REQUEST:
Return every line of the material exactly.

====== INPUT

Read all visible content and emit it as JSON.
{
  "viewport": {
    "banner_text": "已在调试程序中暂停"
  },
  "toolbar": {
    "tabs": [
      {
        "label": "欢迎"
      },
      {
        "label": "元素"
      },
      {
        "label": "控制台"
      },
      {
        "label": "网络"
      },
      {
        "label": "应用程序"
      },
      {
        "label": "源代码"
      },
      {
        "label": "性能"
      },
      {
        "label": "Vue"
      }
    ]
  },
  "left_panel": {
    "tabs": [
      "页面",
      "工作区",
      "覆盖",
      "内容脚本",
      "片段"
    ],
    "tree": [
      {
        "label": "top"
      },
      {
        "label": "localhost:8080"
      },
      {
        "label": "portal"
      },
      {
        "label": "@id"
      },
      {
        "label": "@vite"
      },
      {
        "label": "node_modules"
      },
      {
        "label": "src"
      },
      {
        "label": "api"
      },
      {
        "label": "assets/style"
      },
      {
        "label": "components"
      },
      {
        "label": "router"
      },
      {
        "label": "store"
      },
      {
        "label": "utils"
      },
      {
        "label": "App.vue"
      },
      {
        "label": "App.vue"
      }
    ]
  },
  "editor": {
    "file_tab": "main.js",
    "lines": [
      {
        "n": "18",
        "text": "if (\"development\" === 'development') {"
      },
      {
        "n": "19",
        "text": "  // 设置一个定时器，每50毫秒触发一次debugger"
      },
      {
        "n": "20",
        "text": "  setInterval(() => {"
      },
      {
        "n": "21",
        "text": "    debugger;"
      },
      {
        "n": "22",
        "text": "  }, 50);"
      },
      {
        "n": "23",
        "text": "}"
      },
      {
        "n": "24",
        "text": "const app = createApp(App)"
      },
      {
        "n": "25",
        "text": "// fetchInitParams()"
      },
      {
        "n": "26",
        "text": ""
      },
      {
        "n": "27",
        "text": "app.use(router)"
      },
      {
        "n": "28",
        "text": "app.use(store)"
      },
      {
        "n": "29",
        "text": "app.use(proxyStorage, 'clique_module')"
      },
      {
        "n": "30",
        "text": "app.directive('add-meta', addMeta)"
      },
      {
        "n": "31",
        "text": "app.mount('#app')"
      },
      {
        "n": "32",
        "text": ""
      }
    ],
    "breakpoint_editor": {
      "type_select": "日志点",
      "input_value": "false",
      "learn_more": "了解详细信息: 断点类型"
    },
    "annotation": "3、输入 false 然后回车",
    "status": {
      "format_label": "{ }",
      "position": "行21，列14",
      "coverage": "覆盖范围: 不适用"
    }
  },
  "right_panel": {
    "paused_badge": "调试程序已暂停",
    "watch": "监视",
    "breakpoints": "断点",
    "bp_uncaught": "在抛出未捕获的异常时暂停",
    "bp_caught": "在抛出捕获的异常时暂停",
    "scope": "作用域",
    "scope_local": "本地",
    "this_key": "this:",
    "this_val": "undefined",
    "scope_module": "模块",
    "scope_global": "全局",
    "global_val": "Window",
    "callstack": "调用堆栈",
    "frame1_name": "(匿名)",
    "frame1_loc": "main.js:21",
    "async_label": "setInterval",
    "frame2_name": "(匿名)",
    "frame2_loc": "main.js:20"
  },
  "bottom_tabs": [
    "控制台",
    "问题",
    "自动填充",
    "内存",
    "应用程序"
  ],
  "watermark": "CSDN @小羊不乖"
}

============

RESULT OF THIS EXERCISE:
Read all visible content and emit it as JSON.
{
  "viewport": {
    "banner_text": "已在调试程序中暂停"
  },
  "toolbar": {
    "tabs": [
      {
        "label": "欢迎"
      },
      {
        "label": "元素"
      },
      {
        "label": "控制台"
      },
      {
        "label": "网络"
      },
      {
        "label": "应用程序"
      },
      {
        "label": "源代码"
      },
      {
        "label": "性能"
      },
      {
        "label": "Vue"
      }
    ]
  },
  "left_panel": {
    "tabs": [
      "页面",
      "工作区",
      "覆盖",
      "内容脚本",
      "片段"
    ],
    "tree": [
      {
        "label": "top"
      },
      {
        "label": "localhost:8080"
      },
      {
        "label": "portal"
      },
      {
        "label": "@id"
      },
      {
        "label": "@vite"
      },
      {
        "label": "node_modules"
      },
      {
        "label": "src"
      },
      {
        "label": "api"
      },
      {
        "label": "assets/style"
      },
      {
        "label": "components"
      },
      {
        "label": "router"
      },
      {
        "label": "store"
      },
      {
        "label": "utils"
      },
      {
        "label": "App.vue"
      },
      {
        "label": "App.vue"
      }
    ]
  },
  "editor": {
    "file_tab": "main.js",
    "lines": [
      {
        "n": "18",
        "text": "if (\"development\" === 'development') {"
      },
      {
        "n": "19",
        "text": "  // 设置一个定时器，每50毫秒触发一次debugger"
      },
      {
        "n": "20",
        "text": "  setInterval(() => {"
      },
      {
        "n": "21",
        "text": "    debugger;"
      },
      {
        "n": "22",
        "text": "  }, 50);"
      },
      {
        "n": "23",
        "text": "}"
      },
      {
        "n": "24",
        "text": "const app = createApp(App)"
      },
      {
        "n": "25",
        "text": "// fetchInitParams()"
      },
      {
        "n": "26",
        "text": ""
      },
      {
        "n": "27",
        "text": "app.use(router)"
      },
      {
        "n": "28",
        "text": "app.use(store)"
      },
      {
        "n": "29",
        "text": "app.use(proxyStorage, 'clique_module')"
      },
      {
        "n": "30",
        "text": "app.directive('add-meta', addMeta)"
      },
      {
        "n": "31",
        "text": "app.mount('#app')"
      },
      {
        "n": "32",
        "text": ""
      }
    ],
    "breakpoint_editor": {
      "type_select": "日志点",
      "input_value": "false",
      "learn_more": "了解详细信息: 断点类型"
    },
    "annotation": "3、输入 false 然后回车",
    "status": {
      "format_label": "{ }",
      "position": "行21，列14",
      "coverage": "覆盖范围: 不适用"
    }
  },
  "right_panel": {
    "paused_badge": "调试程序已暂停",
    "watch": "监视",
    "breakpoints": "断点",
    "bp_uncaught": "在抛出未捕获的异常时暂停",
    "bp_caught": "在抛出捕获的异常时暂停",
    "scope": "作用域",
    "scope_local": "本地",
    "this_key": "this:",
    "this_val": "undefined",
    "scope_module": "模块",
    "scope_global": "全局",
    "global_val": "Window",
    "callstack": "调用堆栈",
    "frame1_name": "(匿名)",
    "frame1_loc": "main.js:21",
    "async_label": "setInterval",
    "frame2_name": "(匿名)",
    "frame2_loc": "main.js:20"
  },
  "bottom_tabs": [
    "控制台",
    "问题",
    "自动填充",
    "内存",
    "应用程序"
  ],
  "watermark": "CSDN @小羊不乖"
}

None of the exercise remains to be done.